DIRECTION: Wherever the word "this" appears in the entries, copy the whole line.

DATASET RECORDS:
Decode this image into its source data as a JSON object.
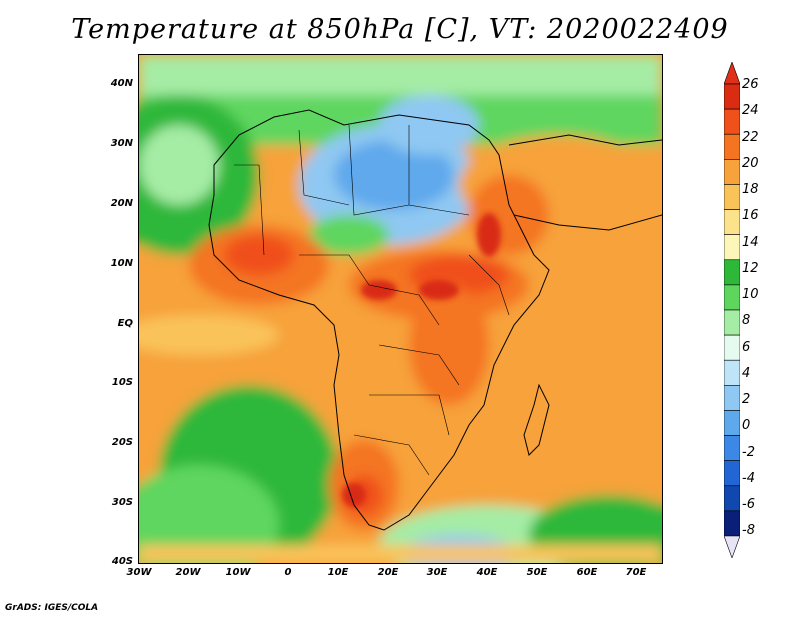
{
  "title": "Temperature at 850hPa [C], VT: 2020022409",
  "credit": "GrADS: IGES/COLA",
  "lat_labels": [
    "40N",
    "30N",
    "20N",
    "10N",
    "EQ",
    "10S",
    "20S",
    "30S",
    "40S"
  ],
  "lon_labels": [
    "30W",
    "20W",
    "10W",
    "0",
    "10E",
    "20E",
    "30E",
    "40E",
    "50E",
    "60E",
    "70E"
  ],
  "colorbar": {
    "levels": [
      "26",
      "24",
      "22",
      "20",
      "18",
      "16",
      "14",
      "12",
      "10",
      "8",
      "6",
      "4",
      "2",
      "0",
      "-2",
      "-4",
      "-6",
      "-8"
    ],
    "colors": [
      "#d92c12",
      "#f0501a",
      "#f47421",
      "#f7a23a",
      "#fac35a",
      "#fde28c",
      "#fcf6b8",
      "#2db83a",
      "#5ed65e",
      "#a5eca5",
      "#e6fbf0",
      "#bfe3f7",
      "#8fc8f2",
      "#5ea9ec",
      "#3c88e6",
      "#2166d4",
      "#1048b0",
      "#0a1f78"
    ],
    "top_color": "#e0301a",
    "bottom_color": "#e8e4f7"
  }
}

==

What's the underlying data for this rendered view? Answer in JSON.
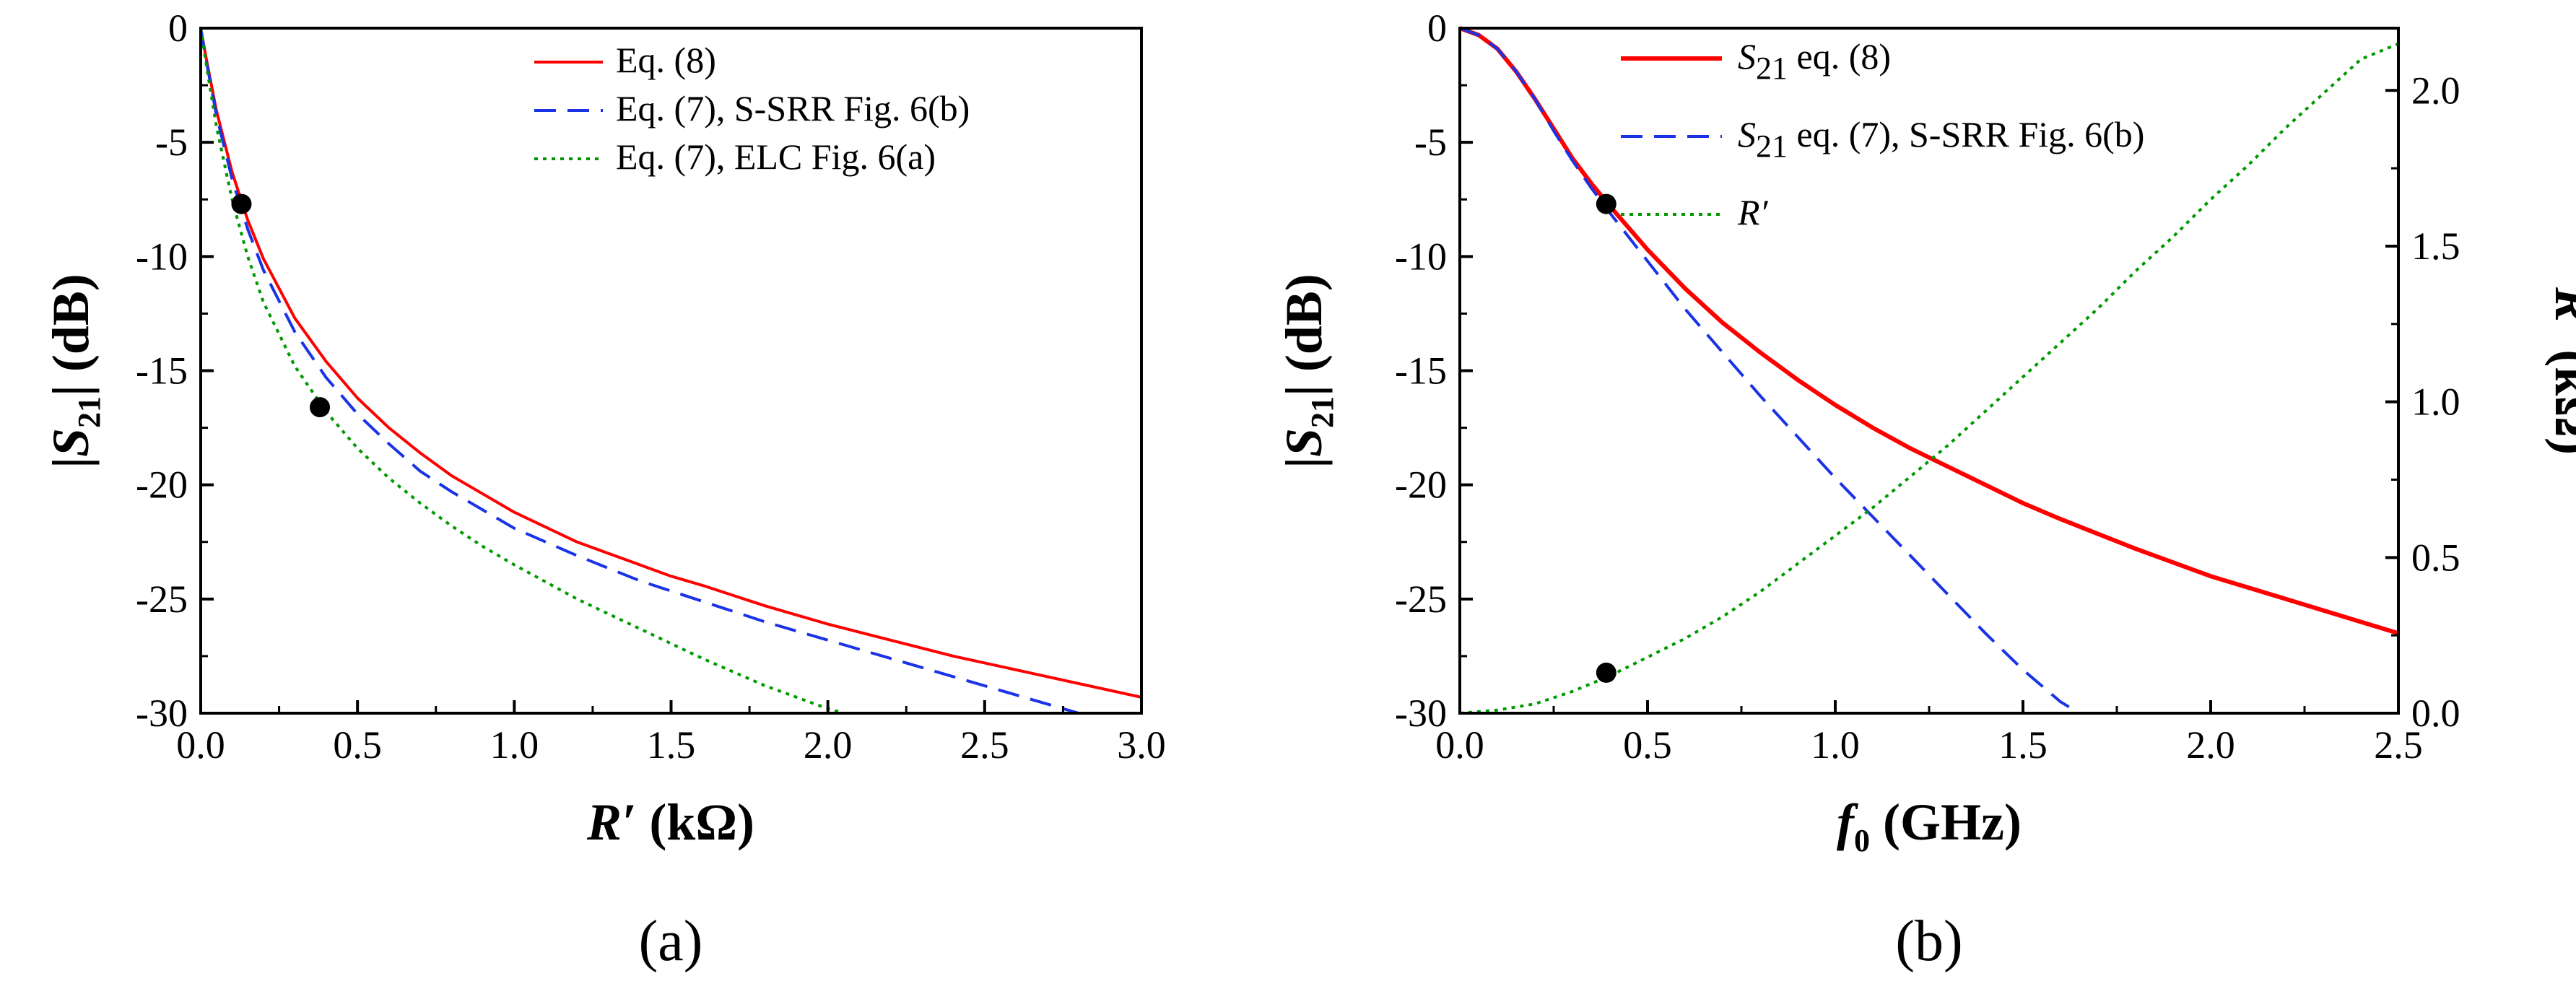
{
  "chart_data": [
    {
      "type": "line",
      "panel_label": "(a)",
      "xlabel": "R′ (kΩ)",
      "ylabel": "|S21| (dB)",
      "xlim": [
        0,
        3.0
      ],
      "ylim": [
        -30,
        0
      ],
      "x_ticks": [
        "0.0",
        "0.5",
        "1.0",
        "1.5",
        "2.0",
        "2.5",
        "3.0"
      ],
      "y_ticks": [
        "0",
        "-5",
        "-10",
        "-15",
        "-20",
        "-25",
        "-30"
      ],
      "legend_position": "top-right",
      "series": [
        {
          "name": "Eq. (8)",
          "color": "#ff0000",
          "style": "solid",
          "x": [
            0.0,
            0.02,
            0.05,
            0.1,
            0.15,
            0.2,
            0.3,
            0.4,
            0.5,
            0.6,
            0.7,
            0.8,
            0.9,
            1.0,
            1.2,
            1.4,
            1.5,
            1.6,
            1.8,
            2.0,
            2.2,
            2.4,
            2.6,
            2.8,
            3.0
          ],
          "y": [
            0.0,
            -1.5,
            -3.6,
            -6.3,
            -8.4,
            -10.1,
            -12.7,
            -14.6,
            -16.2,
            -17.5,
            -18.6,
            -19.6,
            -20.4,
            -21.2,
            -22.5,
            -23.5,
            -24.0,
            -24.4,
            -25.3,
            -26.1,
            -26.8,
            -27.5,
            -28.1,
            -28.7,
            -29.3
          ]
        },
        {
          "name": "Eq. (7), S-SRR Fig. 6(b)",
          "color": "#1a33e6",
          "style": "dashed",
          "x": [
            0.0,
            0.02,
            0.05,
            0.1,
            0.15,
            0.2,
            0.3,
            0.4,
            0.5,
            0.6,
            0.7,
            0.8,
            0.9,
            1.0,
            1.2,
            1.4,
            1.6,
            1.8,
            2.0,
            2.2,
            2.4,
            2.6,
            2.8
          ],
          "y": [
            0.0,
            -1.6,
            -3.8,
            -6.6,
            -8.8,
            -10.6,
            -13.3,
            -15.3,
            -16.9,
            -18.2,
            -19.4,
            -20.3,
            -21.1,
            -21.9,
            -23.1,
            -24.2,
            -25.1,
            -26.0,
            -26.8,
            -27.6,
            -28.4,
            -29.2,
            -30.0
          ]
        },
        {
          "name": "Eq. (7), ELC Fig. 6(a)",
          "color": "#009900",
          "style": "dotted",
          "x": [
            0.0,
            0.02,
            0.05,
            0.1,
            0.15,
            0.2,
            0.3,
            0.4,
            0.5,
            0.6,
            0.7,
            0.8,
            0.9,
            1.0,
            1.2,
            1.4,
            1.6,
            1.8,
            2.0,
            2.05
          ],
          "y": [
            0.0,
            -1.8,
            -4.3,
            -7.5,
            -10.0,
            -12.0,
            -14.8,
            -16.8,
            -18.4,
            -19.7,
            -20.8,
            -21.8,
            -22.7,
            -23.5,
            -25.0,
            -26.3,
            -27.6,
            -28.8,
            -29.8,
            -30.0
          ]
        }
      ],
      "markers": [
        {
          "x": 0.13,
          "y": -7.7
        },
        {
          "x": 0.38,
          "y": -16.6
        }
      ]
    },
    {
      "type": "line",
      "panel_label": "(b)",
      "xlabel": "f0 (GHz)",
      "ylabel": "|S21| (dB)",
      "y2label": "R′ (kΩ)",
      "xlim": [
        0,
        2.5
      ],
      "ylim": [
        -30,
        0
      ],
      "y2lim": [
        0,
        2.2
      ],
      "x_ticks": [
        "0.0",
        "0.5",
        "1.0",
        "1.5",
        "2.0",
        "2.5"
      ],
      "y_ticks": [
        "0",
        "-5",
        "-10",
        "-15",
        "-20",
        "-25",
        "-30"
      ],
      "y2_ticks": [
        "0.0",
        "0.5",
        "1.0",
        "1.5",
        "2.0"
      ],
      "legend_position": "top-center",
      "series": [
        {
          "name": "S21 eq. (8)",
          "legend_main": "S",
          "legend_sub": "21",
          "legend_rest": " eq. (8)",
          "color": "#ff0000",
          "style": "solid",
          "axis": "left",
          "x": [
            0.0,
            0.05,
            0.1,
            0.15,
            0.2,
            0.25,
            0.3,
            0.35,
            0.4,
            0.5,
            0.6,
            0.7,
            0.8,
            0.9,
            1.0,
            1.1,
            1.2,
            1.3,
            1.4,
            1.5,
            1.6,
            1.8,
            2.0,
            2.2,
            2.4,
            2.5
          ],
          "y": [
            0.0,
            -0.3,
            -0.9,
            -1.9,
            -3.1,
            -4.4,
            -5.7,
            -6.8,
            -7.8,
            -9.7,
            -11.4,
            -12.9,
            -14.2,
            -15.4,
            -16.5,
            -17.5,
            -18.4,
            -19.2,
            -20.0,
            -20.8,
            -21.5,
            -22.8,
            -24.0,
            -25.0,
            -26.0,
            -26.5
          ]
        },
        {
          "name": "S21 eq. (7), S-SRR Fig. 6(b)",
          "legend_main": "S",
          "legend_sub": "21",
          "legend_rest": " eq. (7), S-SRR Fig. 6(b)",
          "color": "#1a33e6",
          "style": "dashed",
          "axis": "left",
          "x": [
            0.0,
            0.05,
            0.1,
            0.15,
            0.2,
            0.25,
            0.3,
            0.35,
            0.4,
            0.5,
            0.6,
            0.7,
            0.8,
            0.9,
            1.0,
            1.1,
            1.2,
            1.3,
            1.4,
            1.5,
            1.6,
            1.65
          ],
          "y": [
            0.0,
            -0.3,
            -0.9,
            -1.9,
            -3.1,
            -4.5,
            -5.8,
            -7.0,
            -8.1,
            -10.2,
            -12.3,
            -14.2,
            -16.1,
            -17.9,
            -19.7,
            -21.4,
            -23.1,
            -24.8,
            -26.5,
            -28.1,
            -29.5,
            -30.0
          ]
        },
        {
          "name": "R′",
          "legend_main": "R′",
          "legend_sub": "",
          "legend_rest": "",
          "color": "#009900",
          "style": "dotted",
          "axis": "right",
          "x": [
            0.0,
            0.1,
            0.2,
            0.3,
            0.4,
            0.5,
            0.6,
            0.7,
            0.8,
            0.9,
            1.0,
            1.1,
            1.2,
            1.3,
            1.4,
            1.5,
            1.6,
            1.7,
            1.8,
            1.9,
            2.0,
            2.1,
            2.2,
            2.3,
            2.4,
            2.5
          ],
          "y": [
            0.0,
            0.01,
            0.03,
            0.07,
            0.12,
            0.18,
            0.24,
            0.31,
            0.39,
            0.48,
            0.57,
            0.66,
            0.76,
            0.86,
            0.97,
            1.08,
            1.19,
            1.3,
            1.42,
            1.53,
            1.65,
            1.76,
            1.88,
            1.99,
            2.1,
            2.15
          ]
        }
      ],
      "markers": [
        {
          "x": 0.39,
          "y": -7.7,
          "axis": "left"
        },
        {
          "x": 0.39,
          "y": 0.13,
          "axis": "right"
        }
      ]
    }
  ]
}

TASK OUTPUT:
Decode this image into its source data as a JSON object.
What's the underlying data for this rendered view? Answer in JSON.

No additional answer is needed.